### [Task description]
Set all the material down again unchanged, without the pictures.

[BEGIN Records to process]

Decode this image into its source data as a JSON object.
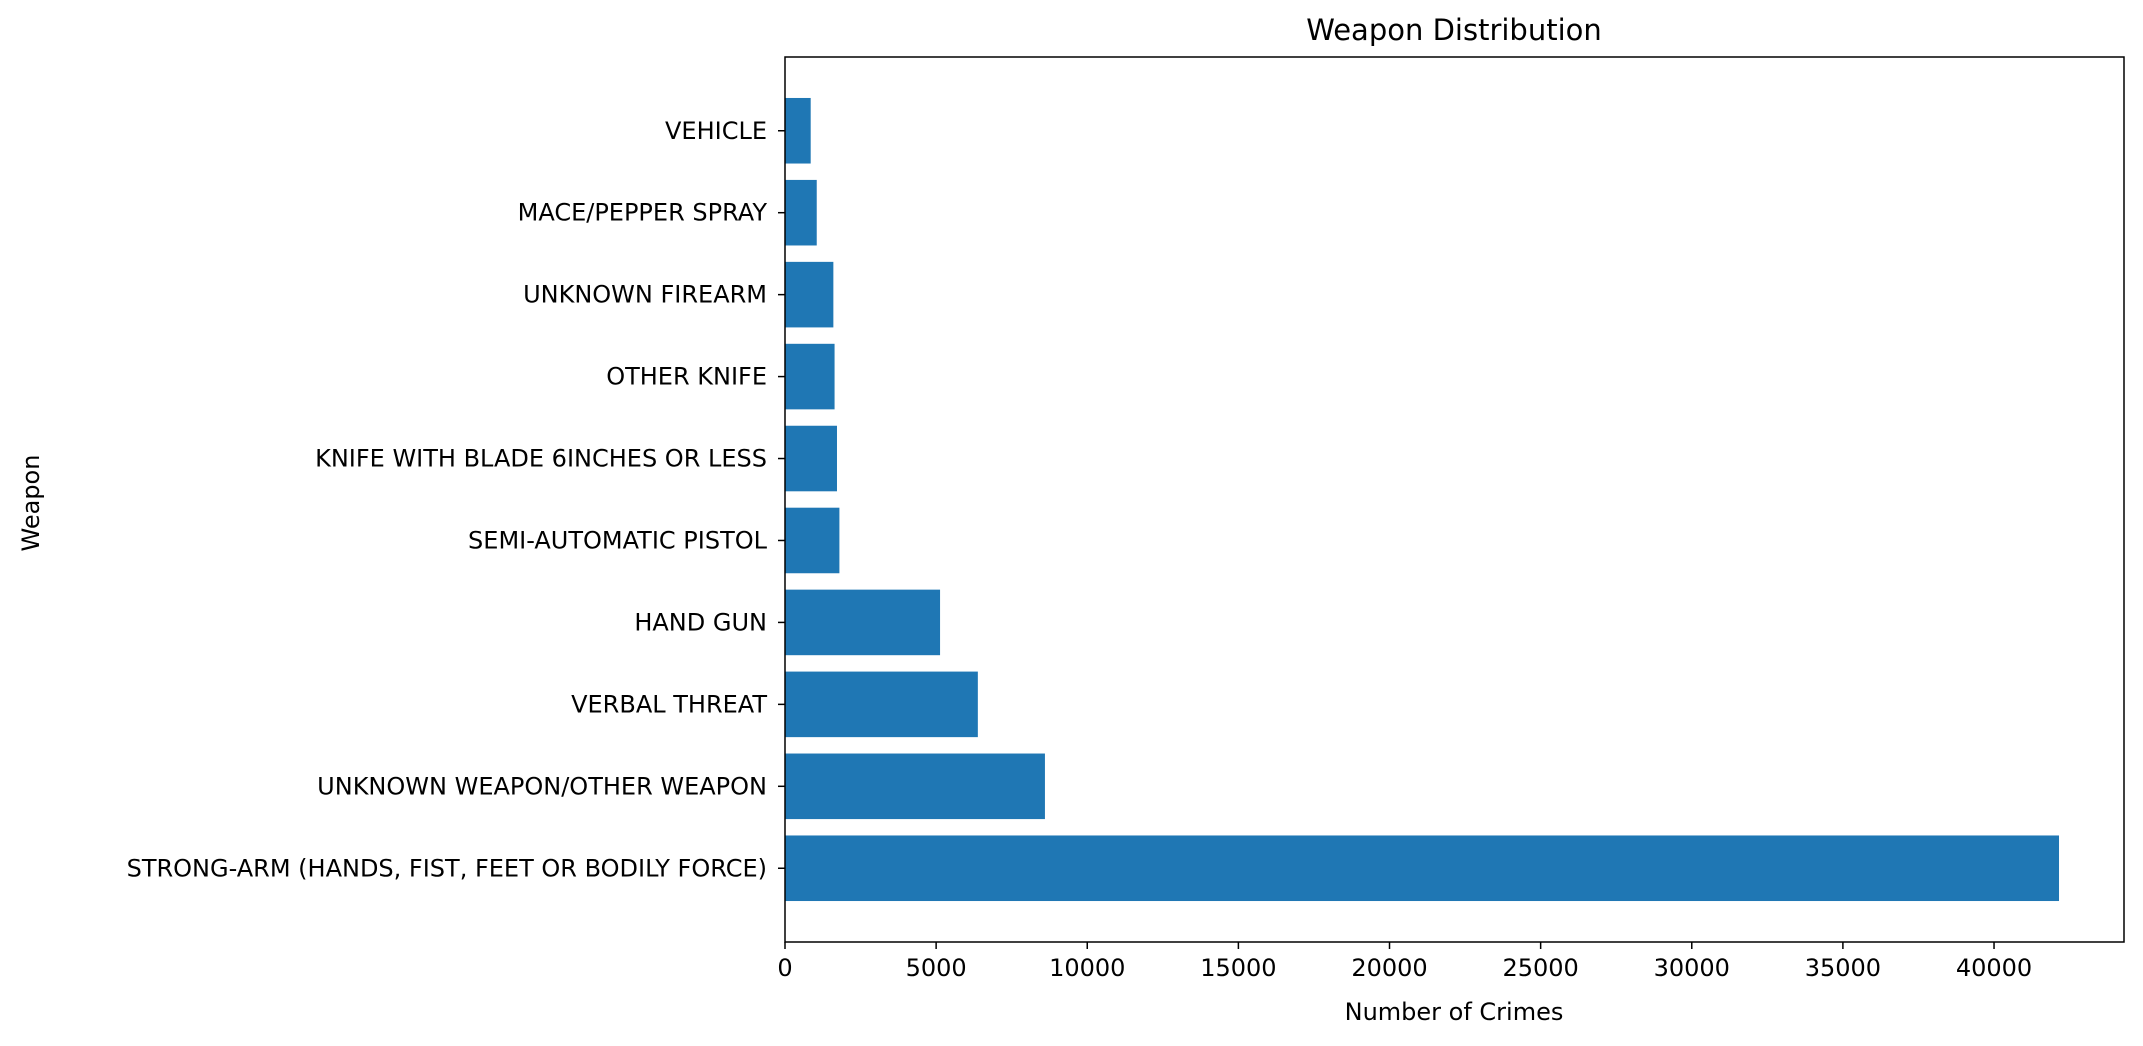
{
  "chart_data": {
    "type": "bar",
    "orientation": "horizontal",
    "title": "Weapon Distribution",
    "xlabel": "Number of Crimes",
    "ylabel": "Weapon",
    "xlim": [
      0,
      44300
    ],
    "xticks": [
      0,
      5000,
      10000,
      15000,
      20000,
      25000,
      30000,
      35000,
      40000
    ],
    "grid": false,
    "bar_color": "#1f77b4",
    "categories": [
      "STRONG-ARM (HANDS, FIST, FEET OR BODILY FORCE)",
      "UNKNOWN WEAPON/OTHER WEAPON",
      "VERBAL THREAT",
      "HAND GUN",
      "SEMI-AUTOMATIC PISTOL",
      "KNIFE WITH BLADE 6INCHES OR LESS",
      "OTHER KNIFE",
      "UNKNOWN FIREARM",
      "MACE/PEPPER SPRAY",
      "VEHICLE"
    ],
    "values": [
      42150,
      8600,
      6380,
      5130,
      1800,
      1720,
      1640,
      1600,
      1050,
      850
    ]
  }
}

[END Records to process]

### [Written response]
Decode this image into its source data as a JSON object.
{
  "chart_data": {
    "type": "bar",
    "orientation": "horizontal",
    "title": "Weapon Distribution",
    "xlabel": "Number of Crimes",
    "ylabel": "Weapon",
    "xlim": [
      0,
      44300
    ],
    "xticks": [
      0,
      5000,
      10000,
      15000,
      20000,
      25000,
      30000,
      35000,
      40000
    ],
    "grid": false,
    "bar_color": "#1f77b4",
    "categories": [
      "STRONG-ARM (HANDS, FIST, FEET OR BODILY FORCE)",
      "UNKNOWN WEAPON/OTHER WEAPON",
      "VERBAL THREAT",
      "HAND GUN",
      "SEMI-AUTOMATIC PISTOL",
      "KNIFE WITH BLADE 6INCHES OR LESS",
      "OTHER KNIFE",
      "UNKNOWN FIREARM",
      "MACE/PEPPER SPRAY",
      "VEHICLE"
    ],
    "values": [
      42150,
      8600,
      6380,
      5130,
      1800,
      1720,
      1640,
      1600,
      1050,
      850
    ]
  }
}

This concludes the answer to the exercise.